— start RECORDS FOR THE TASK —

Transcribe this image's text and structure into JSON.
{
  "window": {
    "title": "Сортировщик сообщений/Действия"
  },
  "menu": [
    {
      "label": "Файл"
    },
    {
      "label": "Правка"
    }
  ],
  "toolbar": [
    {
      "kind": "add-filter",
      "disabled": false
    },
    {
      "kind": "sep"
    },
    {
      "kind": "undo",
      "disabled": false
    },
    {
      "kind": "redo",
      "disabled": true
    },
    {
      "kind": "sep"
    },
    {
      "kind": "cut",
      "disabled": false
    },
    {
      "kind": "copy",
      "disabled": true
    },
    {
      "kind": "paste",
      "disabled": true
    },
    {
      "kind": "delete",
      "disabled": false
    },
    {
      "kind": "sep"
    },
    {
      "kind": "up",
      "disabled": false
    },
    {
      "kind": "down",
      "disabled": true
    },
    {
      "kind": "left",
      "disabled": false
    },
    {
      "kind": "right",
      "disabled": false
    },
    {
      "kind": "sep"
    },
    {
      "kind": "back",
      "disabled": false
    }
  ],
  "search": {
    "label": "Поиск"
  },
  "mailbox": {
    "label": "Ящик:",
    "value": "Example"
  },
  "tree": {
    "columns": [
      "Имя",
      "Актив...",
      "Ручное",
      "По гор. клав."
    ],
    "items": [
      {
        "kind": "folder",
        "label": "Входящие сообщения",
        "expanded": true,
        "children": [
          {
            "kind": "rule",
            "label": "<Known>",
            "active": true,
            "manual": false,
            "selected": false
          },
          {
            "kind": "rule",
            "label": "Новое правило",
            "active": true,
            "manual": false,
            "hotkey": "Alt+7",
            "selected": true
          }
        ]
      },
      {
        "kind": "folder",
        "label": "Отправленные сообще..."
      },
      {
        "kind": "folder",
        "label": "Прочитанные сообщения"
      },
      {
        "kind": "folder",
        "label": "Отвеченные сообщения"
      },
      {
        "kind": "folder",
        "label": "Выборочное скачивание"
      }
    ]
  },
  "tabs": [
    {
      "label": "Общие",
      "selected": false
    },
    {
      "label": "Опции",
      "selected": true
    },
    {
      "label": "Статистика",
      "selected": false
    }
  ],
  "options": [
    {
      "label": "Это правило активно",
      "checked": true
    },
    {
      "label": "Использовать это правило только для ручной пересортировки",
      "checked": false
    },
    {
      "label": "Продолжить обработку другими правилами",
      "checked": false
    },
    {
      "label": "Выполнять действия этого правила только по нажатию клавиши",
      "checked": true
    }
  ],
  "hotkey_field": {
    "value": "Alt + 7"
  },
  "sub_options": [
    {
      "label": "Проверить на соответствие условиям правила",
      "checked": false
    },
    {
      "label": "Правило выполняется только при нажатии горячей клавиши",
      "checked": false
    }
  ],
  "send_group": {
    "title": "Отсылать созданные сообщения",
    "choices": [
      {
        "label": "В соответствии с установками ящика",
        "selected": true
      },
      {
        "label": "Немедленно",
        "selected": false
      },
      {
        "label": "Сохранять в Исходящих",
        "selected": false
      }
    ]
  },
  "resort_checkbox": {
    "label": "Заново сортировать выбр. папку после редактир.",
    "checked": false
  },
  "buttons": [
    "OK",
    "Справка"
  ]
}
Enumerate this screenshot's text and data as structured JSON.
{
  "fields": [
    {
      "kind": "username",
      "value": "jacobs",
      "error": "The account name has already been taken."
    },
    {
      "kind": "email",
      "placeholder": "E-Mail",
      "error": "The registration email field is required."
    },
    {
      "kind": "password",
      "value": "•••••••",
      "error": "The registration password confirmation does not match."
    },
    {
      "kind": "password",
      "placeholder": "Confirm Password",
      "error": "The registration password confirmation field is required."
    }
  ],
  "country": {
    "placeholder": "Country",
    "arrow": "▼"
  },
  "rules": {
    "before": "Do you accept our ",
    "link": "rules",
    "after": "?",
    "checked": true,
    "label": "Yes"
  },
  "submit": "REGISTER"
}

— end RECORDS FOR THE TASK —

**DESCRIPTION OF THE TASK**
Identify each line holding the string "required", and copy it out.

**FULL SOLUTION**
      "error": "The registration email field is required."
      "error": "The registration password confirmation field is required."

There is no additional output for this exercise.